=== YOUR OBJECTIVE ===
Go through the data below. List every line that holds the word "these".

_ _ _ _ _

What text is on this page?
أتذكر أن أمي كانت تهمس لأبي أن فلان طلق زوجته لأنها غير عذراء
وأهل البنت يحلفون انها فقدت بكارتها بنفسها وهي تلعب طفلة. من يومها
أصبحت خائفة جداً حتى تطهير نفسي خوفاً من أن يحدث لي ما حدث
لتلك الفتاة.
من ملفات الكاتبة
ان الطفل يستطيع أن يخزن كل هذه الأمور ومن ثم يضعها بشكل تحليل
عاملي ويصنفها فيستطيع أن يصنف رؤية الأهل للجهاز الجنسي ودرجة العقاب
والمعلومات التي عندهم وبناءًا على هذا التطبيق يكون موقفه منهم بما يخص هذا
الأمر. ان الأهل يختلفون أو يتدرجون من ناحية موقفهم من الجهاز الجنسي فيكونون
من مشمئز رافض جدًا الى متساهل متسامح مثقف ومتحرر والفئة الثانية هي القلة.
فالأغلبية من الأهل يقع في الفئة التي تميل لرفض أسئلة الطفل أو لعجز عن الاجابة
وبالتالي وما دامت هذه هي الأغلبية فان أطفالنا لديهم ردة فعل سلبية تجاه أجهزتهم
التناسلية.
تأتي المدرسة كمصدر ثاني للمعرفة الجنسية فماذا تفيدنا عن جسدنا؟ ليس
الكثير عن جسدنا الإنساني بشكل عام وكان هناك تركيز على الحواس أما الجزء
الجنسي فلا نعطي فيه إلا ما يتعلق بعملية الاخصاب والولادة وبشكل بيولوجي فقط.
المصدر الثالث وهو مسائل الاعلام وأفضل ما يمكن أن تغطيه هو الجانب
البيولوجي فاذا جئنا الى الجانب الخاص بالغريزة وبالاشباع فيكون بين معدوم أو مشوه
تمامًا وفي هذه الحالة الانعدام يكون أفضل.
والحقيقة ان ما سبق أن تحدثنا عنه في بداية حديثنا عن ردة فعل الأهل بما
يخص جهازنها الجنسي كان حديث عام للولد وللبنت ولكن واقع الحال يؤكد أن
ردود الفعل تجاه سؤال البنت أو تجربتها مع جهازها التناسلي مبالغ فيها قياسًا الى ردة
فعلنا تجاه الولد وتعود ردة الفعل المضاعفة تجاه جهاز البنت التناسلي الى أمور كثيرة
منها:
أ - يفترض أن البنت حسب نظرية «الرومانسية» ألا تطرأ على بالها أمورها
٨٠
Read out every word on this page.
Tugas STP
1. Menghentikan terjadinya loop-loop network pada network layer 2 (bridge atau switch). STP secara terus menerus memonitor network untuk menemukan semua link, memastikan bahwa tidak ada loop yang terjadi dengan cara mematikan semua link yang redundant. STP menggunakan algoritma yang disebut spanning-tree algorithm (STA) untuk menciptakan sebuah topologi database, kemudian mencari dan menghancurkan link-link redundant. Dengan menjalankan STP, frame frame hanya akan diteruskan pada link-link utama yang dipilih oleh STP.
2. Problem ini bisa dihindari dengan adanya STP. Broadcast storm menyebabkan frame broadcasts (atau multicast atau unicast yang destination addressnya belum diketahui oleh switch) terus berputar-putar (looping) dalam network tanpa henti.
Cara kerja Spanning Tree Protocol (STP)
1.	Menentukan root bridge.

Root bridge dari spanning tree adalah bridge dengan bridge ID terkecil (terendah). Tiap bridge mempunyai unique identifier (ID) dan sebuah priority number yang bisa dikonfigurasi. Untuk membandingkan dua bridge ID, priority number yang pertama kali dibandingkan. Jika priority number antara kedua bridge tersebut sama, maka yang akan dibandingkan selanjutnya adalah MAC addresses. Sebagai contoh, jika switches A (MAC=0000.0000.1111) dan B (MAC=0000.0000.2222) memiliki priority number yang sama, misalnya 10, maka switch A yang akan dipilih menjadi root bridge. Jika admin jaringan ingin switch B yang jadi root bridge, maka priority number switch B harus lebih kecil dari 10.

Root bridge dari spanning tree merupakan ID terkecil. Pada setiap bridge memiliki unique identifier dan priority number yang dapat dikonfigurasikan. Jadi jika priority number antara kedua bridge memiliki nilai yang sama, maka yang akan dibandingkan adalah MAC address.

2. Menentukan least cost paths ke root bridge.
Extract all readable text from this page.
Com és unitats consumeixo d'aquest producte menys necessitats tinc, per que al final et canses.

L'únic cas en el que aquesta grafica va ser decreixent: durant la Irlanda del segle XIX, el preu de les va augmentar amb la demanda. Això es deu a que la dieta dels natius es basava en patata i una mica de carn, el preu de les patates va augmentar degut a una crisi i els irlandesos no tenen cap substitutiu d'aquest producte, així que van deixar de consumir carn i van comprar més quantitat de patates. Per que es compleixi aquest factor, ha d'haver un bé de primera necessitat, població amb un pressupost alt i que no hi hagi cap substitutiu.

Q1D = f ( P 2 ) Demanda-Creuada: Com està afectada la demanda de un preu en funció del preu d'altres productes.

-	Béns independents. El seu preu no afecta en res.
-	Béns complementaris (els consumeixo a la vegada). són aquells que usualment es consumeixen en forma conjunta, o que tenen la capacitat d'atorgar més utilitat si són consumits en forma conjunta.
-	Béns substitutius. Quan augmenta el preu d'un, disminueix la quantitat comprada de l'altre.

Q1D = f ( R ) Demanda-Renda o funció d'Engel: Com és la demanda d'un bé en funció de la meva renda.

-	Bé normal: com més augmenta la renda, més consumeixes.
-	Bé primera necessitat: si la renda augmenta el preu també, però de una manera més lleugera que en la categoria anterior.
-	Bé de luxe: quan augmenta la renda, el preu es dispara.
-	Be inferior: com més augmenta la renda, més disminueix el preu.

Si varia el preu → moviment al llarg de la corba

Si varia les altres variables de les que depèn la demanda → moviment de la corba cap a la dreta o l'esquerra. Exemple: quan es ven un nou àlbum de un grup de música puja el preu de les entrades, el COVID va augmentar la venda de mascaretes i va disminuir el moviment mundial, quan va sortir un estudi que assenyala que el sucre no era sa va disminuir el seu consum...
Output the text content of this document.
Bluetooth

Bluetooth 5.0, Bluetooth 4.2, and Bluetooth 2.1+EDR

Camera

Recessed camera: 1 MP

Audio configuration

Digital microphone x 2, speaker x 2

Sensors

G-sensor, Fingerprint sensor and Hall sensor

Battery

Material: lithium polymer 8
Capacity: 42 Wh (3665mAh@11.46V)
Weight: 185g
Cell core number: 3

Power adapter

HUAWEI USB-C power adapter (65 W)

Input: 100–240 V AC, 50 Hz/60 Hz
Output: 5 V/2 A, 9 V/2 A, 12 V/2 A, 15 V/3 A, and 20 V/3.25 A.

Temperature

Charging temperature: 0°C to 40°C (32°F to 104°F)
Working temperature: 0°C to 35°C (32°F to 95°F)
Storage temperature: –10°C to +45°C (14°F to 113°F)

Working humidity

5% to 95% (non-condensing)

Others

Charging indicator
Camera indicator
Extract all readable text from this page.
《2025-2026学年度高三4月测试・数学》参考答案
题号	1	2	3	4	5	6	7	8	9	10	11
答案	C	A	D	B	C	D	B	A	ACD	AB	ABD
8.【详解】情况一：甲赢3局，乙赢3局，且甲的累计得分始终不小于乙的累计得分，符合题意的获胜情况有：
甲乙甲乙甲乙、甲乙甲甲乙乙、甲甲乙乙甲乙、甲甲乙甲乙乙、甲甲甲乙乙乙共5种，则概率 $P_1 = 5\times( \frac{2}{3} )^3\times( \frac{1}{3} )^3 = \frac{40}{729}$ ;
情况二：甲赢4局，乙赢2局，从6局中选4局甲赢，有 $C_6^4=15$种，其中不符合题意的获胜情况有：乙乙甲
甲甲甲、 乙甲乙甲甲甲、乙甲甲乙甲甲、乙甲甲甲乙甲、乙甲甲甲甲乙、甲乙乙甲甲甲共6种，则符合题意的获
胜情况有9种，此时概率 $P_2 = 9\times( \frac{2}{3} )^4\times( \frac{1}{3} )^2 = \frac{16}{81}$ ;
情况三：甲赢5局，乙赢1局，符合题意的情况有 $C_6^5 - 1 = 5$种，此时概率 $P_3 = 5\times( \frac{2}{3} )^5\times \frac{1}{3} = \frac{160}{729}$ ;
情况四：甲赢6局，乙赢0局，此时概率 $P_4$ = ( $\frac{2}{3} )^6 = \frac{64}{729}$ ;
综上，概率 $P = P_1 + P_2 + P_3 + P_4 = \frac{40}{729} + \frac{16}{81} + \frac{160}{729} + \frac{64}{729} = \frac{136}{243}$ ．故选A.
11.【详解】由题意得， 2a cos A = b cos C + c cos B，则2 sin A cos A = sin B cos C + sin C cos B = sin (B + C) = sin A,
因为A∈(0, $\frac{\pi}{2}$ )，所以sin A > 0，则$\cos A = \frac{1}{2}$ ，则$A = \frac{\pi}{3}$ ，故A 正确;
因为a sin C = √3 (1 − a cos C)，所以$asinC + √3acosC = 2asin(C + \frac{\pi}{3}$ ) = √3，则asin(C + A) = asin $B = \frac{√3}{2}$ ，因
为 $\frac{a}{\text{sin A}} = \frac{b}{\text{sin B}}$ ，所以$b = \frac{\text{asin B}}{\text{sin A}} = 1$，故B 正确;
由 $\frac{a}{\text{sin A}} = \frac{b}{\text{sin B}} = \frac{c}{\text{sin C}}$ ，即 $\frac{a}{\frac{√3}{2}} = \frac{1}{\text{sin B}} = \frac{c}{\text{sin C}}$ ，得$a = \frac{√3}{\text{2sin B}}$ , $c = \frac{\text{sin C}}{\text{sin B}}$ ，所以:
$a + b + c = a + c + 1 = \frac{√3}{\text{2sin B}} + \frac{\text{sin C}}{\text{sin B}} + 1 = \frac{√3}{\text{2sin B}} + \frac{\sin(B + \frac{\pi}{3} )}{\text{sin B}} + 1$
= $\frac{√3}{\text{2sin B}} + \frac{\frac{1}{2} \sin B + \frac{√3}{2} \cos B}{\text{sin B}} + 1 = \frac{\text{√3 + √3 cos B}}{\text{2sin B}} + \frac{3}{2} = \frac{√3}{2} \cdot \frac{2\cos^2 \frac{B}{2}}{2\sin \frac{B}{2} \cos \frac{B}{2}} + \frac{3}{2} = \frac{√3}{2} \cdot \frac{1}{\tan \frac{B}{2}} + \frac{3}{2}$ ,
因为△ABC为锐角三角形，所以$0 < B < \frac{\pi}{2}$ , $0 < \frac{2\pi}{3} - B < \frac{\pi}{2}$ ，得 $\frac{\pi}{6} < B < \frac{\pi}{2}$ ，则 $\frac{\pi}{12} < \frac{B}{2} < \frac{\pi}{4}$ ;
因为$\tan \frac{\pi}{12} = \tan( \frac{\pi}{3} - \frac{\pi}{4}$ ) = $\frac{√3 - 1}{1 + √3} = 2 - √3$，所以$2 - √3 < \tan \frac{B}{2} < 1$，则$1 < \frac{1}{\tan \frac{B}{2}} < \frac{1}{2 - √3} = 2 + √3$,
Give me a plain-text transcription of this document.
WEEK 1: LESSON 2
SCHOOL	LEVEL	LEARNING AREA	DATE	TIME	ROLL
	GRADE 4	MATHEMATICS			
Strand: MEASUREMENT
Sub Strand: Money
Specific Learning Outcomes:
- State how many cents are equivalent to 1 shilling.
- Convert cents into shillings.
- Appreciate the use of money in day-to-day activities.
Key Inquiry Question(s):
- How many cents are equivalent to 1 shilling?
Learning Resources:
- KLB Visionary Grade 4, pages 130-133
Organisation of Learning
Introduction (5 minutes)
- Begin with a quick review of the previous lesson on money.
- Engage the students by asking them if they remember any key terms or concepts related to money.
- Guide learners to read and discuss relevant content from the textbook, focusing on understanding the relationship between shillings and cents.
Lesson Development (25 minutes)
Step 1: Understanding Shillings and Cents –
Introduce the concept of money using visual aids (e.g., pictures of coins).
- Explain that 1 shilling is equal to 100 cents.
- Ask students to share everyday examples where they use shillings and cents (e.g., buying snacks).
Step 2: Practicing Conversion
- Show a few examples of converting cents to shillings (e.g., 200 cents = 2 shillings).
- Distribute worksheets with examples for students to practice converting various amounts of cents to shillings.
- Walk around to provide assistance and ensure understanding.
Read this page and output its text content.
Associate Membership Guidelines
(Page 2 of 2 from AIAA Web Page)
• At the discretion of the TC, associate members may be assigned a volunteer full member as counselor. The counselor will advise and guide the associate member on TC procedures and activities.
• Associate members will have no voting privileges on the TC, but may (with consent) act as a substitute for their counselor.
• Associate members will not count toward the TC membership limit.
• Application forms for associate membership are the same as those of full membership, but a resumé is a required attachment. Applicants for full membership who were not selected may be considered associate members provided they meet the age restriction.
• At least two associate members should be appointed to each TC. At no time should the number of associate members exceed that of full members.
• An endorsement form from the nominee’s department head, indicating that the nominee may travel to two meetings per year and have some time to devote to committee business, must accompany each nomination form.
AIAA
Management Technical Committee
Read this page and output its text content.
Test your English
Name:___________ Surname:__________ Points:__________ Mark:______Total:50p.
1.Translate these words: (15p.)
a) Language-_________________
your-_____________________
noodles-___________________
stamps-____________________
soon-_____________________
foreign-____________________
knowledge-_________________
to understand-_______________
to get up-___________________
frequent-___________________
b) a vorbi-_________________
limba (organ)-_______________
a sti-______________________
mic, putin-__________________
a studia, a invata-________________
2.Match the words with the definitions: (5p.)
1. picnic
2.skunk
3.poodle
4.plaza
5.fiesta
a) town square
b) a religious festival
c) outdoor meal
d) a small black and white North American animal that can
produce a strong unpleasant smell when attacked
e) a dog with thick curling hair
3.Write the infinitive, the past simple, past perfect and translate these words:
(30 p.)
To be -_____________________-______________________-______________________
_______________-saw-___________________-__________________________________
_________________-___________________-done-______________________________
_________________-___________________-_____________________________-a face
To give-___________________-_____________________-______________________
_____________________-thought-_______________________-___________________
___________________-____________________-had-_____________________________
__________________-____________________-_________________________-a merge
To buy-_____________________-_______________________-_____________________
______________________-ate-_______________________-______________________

_ _ _ _ _

=== EXERCISE SOLUTION ===
1.Translate these words: (15p.)
3.Write the infinitive, the past simple, past perfect and translate these words:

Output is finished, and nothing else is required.